▸ Request
Identify the lines in the data below that contain "source" and give only how many there are.

▸ Extracted information
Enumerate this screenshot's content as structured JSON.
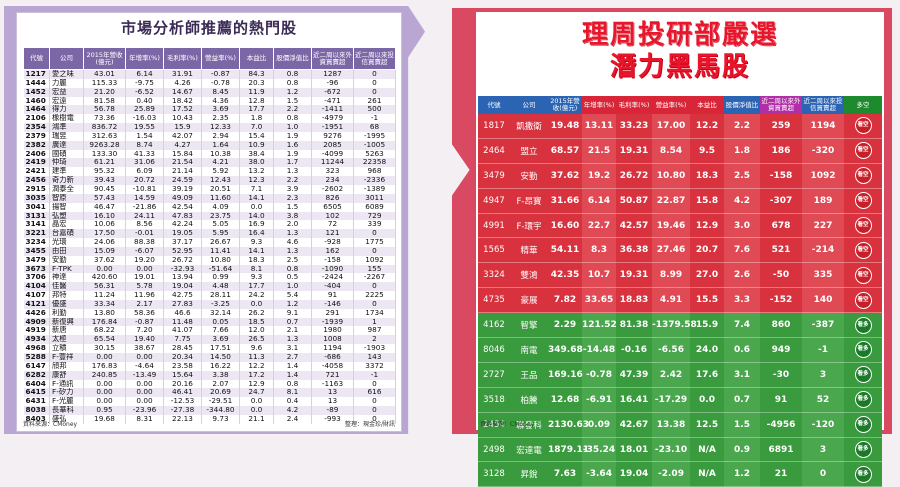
{
  "left": {
    "title": "市場分析師推薦的熱門股",
    "headers": [
      "代號",
      "公司",
      "2015年營收(億元)",
      "年增率(%)",
      "毛利率(%)",
      "營益率(%)",
      "本益比",
      "股價淨值比",
      "近二周以來外資買賣超",
      "近二周以來投信買賣超"
    ],
    "rows": [
      [
        "1217",
        "愛之味",
        "43.01",
        "6.14",
        "31.91",
        "-0.87",
        "84.3",
        "0.8",
        "1287",
        "0"
      ],
      [
        "1444",
        "力麗",
        "115.33",
        "-9.75",
        "4.26",
        "-0.78",
        "20.3",
        "0.8",
        "-96",
        "0"
      ],
      [
        "1452",
        "宏益",
        "21.20",
        "-6.52",
        "14.67",
        "8.45",
        "11.9",
        "1.2",
        "-672",
        "0"
      ],
      [
        "1460",
        "宏遠",
        "81.58",
        "0.40",
        "18.42",
        "4.36",
        "12.8",
        "1.5",
        "-471",
        "261"
      ],
      [
        "1464",
        "得力",
        "56.78",
        "25.89",
        "17.52",
        "3.69",
        "17.7",
        "2.2",
        "-1411",
        "500"
      ],
      [
        "2106",
        "橡樹電",
        "73.36",
        "-16.03",
        "10.43",
        "2.35",
        "1.8",
        "0.8",
        "-4979",
        "-1"
      ],
      [
        "2354",
        "鴻準",
        "836.72",
        "19.55",
        "15.9",
        "12.33",
        "7.0",
        "1.0",
        "-1951",
        "68"
      ],
      [
        "2379",
        "瑞昱",
        "312.63",
        "1.54",
        "42.07",
        "2.94",
        "15.4",
        "1.9",
        "9276",
        "-1995"
      ],
      [
        "2382",
        "廣達",
        "9263.28",
        "8.74",
        "4.27",
        "1.64",
        "10.9",
        "1.6",
        "2085",
        "-1005"
      ],
      [
        "2406",
        "國碩",
        "133.30",
        "41.33",
        "15.84",
        "10.38",
        "38.4",
        "1.9",
        "-4099",
        "5263"
      ],
      [
        "2419",
        "仲琦",
        "61.21",
        "31.06",
        "21.54",
        "4.21",
        "38.0",
        "1.7",
        "11244",
        "22358"
      ],
      [
        "2421",
        "建準",
        "95.32",
        "6.09",
        "21.14",
        "5.92",
        "13.2",
        "1.3",
        "323",
        "968"
      ],
      [
        "2456",
        "奇力新",
        "39.43",
        "20.72",
        "24.59",
        "12.43",
        "12.3",
        "2.2",
        "234",
        "-2336"
      ],
      [
        "2915",
        "潤泰全",
        "90.45",
        "-10.81",
        "39.19",
        "20.51",
        "7.1",
        "3.9",
        "-2602",
        "-1389"
      ],
      [
        "3035",
        "智原",
        "57.43",
        "14.59",
        "49.09",
        "11.60",
        "14.1",
        "2.3",
        "826",
        "3011"
      ],
      [
        "3041",
        "揚智",
        "46.47",
        "-21.86",
        "42.54",
        "4.09",
        "0.0",
        "1.5",
        "6505",
        "6089"
      ],
      [
        "3131",
        "弘塑",
        "16.10",
        "24.11",
        "47.83",
        "23.75",
        "14.0",
        "3.8",
        "102",
        "729"
      ],
      [
        "3141",
        "晶宏",
        "10.06",
        "8.56",
        "42.24",
        "5.05",
        "16.9",
        "2.0",
        "72",
        "339"
      ],
      [
        "3221",
        "台嘉碩",
        "17.50",
        "-0.01",
        "19.05",
        "5.95",
        "16.4",
        "1.3",
        "121",
        "0"
      ],
      [
        "3234",
        "光環",
        "24.06",
        "88.38",
        "37.17",
        "26.67",
        "9.3",
        "4.6",
        "-928",
        "1775"
      ],
      [
        "3455",
        "由田",
        "15.09",
        "-6.07",
        "52.95",
        "11.41",
        "14.1",
        "1.3",
        "162",
        "0"
      ],
      [
        "3479",
        "安勤",
        "37.62",
        "19.20",
        "26.72",
        "10.80",
        "18.3",
        "2.5",
        "-158",
        "1092"
      ],
      [
        "3673",
        "F-TPK",
        "0.00",
        "0.00",
        "-32.93",
        "-51.64",
        "8.1",
        "0.8",
        "-1090",
        "155"
      ],
      [
        "3706",
        "神達",
        "420.60",
        "19.01",
        "13.94",
        "0.99",
        "9.3",
        "0.5",
        "-2424",
        "-2267"
      ],
      [
        "4104",
        "佳醫",
        "56.31",
        "5.78",
        "19.04",
        "4.48",
        "17.7",
        "1.0",
        "-404",
        "0"
      ],
      [
        "4107",
        "邦特",
        "11.24",
        "11.96",
        "42.75",
        "28.11",
        "24.2",
        "5.4",
        "91",
        "2225"
      ],
      [
        "4121",
        "優盛",
        "33.34",
        "2.17",
        "27.83",
        "-3.25",
        "0.0",
        "1.2",
        "-146",
        "0"
      ],
      [
        "4426",
        "利勤",
        "13.80",
        "58.36",
        "46.6",
        "32.14",
        "26.2",
        "9.1",
        "291",
        "1734"
      ],
      [
        "4909",
        "新復興",
        "176.84",
        "-0.87",
        "11.48",
        "0.05",
        "18.5",
        "0.7",
        "-1939",
        "1"
      ],
      [
        "4919",
        "新唐",
        "68.22",
        "7.20",
        "41.07",
        "7.66",
        "12.0",
        "2.1",
        "1980",
        "987"
      ],
      [
        "4934",
        "太極",
        "65.54",
        "19.40",
        "7.75",
        "3.69",
        "26.5",
        "1.3",
        "1008",
        "2"
      ],
      [
        "4968",
        "立積",
        "30.15",
        "38.67",
        "28.45",
        "17.51",
        "9.6",
        "3.1",
        "1194",
        "-1903"
      ],
      [
        "5288",
        "F-豐祥",
        "0.00",
        "0.00",
        "20.34",
        "14.50",
        "11.3",
        "2.7",
        "-686",
        "143"
      ],
      [
        "6147",
        "頎邦",
        "176.83",
        "-4.64",
        "23.58",
        "16.22",
        "12.2",
        "1.4",
        "-4058",
        "3372"
      ],
      [
        "6282",
        "康舒",
        "240.85",
        "-13.49",
        "15.64",
        "3.38",
        "17.2",
        "1.4",
        "721",
        "-1"
      ],
      [
        "6404",
        "F-通訊",
        "0.00",
        "0.00",
        "20.16",
        "2.07",
        "12.9",
        "0.8",
        "-1163",
        "0"
      ],
      [
        "6415",
        "F-矽力",
        "0.00",
        "0.00",
        "46.41",
        "20.69",
        "24.7",
        "8.1",
        "13",
        "616"
      ],
      [
        "6431",
        "F-光麗",
        "0.00",
        "0.00",
        "-12.53",
        "-29.51",
        "0.0",
        "0.4",
        "13",
        "0"
      ],
      [
        "8038",
        "長華科",
        "0.95",
        "-23.96",
        "-27.38",
        "-344.80",
        "0.0",
        "4.2",
        "-89",
        "0"
      ],
      [
        "8403",
        "盛弘",
        "19.68",
        "8.31",
        "22.13",
        "9.73",
        "21.1",
        "2.4",
        "-993",
        "0"
      ]
    ],
    "source": "資料來源：CMoney",
    "compiler": "整理：現金珍/財訊"
  },
  "right": {
    "title_line1": "理周投研部嚴選",
    "title_line2": "潛力黑馬股",
    "headers": [
      "代號",
      "公司",
      "2015年營收(億元)",
      "年增率(%)",
      "毛利率(%)",
      "營益率(%)",
      "本益比",
      "股價淨值比",
      "近二周以來外資買賣超",
      "近二周以來投信買賣超",
      "多空"
    ],
    "rows": [
      [
        "1817",
        "凱撒衛",
        "19.48",
        "13.11",
        "33.23",
        "17.00",
        "12.2",
        "2.2",
        "259",
        "1194",
        "看空"
      ],
      [
        "2464",
        "盟立",
        "68.57",
        "21.5",
        "19.31",
        "8.54",
        "9.5",
        "1.8",
        "186",
        "-320",
        "看空"
      ],
      [
        "3479",
        "安勤",
        "37.62",
        "19.2",
        "26.72",
        "10.80",
        "18.3",
        "2.5",
        "-158",
        "1092",
        "看空"
      ],
      [
        "4947",
        "F-昂寶",
        "31.66",
        "6.14",
        "50.87",
        "22.87",
        "15.8",
        "4.2",
        "-307",
        "189",
        "看空"
      ],
      [
        "4991",
        "F-環宇",
        "16.60",
        "22.7",
        "42.57",
        "19.46",
        "12.9",
        "3.0",
        "678",
        "227",
        "看空"
      ],
      [
        "1565",
        "精華",
        "54.11",
        "8.3",
        "36.38",
        "27.46",
        "20.7",
        "7.6",
        "521",
        "-214",
        "看空"
      ],
      [
        "3324",
        "雙鴻",
        "42.35",
        "10.7",
        "19.31",
        "8.99",
        "27.0",
        "2.6",
        "-50",
        "335",
        "看空"
      ],
      [
        "4735",
        "豪展",
        "7.82",
        "33.65",
        "18.83",
        "4.91",
        "15.5",
        "3.3",
        "-152",
        "140",
        "看空"
      ],
      [
        "4162",
        "智擎",
        "2.29",
        "121.52",
        "81.38",
        "-1379.58",
        "15.9",
        "7.4",
        "860",
        "-387",
        "看多"
      ],
      [
        "8046",
        "南電",
        "349.68",
        "-14.48",
        "-0.16",
        "-6.56",
        "24.0",
        "0.6",
        "949",
        "-1",
        "看多"
      ],
      [
        "2727",
        "王品",
        "169.16",
        "-0.78",
        "47.39",
        "2.42",
        "17.6",
        "3.1",
        "-30",
        "3",
        "看多"
      ],
      [
        "3518",
        "柏騰",
        "12.68",
        "-6.91",
        "16.41",
        "-17.29",
        "0.0",
        "0.7",
        "91",
        "52",
        "看多"
      ],
      [
        "2454",
        "聯發科",
        "2130.63",
        "0.09",
        "42.67",
        "13.38",
        "12.5",
        "1.5",
        "-4956",
        "-120",
        "看多"
      ],
      [
        "2498",
        "宏達電",
        "1879.11",
        "-35.24",
        "18.01",
        "-23.10",
        "N/A",
        "0.9",
        "6891",
        "3",
        "看多"
      ],
      [
        "3128",
        "昇銳",
        "7.63",
        "-3.64",
        "19.04",
        "-2.09",
        "N/A",
        "1.2",
        "21",
        "0",
        "看多"
      ]
    ],
    "source": "資料來源：CMoney"
  },
  "colors": {
    "left_frame": "#b9a6d3",
    "right_frame": "#d94a62",
    "title_red": "#e8162a",
    "bear_row": "#d8323e",
    "bull_row": "#3a9a3e"
  }
}
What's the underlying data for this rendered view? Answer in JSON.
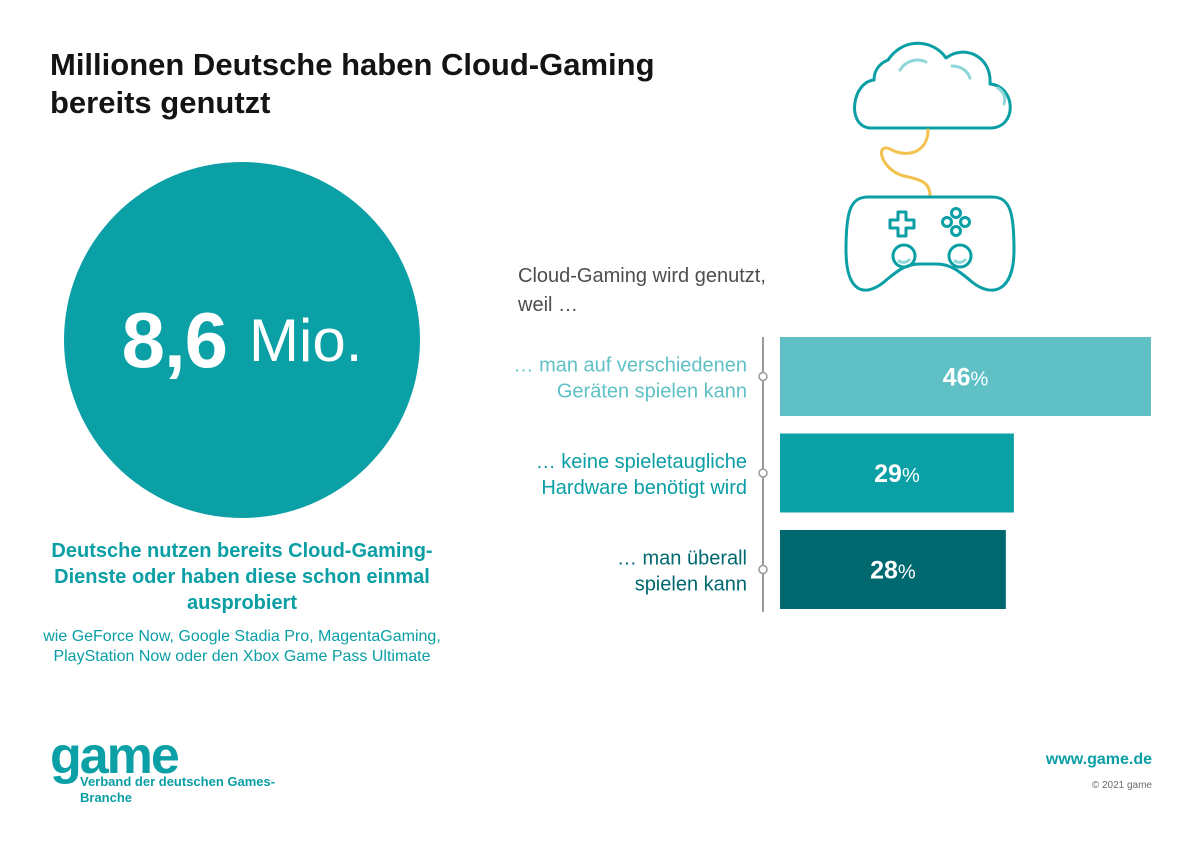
{
  "title": "Millionen Deutsche haben Cloud-Gaming\nbereits genutzt",
  "headline_stat": {
    "number": "8,6",
    "unit": "Mio."
  },
  "description": {
    "main": "Deutsche nutzen bereits Cloud-Gaming-Dienste oder haben diese schon einmal ausprobiert",
    "sub": "wie GeForce Now, Google Stadia Pro, MagentaGaming, PlayStation Now oder den Xbox Game Pass Ultimate"
  },
  "question": "Cloud-Gaming wird genutzt, weil …",
  "colors": {
    "accent": "#0aa0a6",
    "bar_light": "#5fc1c5",
    "bar_mid": "#0aa0a6",
    "bar_dark": "#006970",
    "cable": "#f2c14e"
  },
  "icons": [
    "cloud-icon",
    "gamepad-icon"
  ],
  "chart_data": {
    "type": "bar",
    "orientation": "horizontal",
    "categories": [
      "… man auf verschiedenen Geräten spielen kann",
      "… keine spieletaugliche Hardware benötigt wird",
      "… man überall spielen kann"
    ],
    "category_lines": [
      [
        "… man auf verschiedenen",
        "Geräten spielen kann"
      ],
      [
        "… keine spieletaugliche",
        "Hardware benötigt wird"
      ],
      [
        "… man überall",
        "spielen kann"
      ]
    ],
    "values": [
      46,
      29,
      28
    ],
    "value_labels": [
      "46",
      "29",
      "28"
    ],
    "unit": "%",
    "bar_colors": [
      "#5fc1c5",
      "#0aa0a6",
      "#006970"
    ],
    "label_colors": [
      "#5fc1c5",
      "#0a9ea5",
      "#006970"
    ],
    "xlim": [
      0,
      46
    ]
  },
  "footer": {
    "logo": "game",
    "org_name": "Verband der deutschen Games-Branche",
    "url": "www.game.de",
    "copyright": "© 2021 game"
  }
}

▸ Written solution
2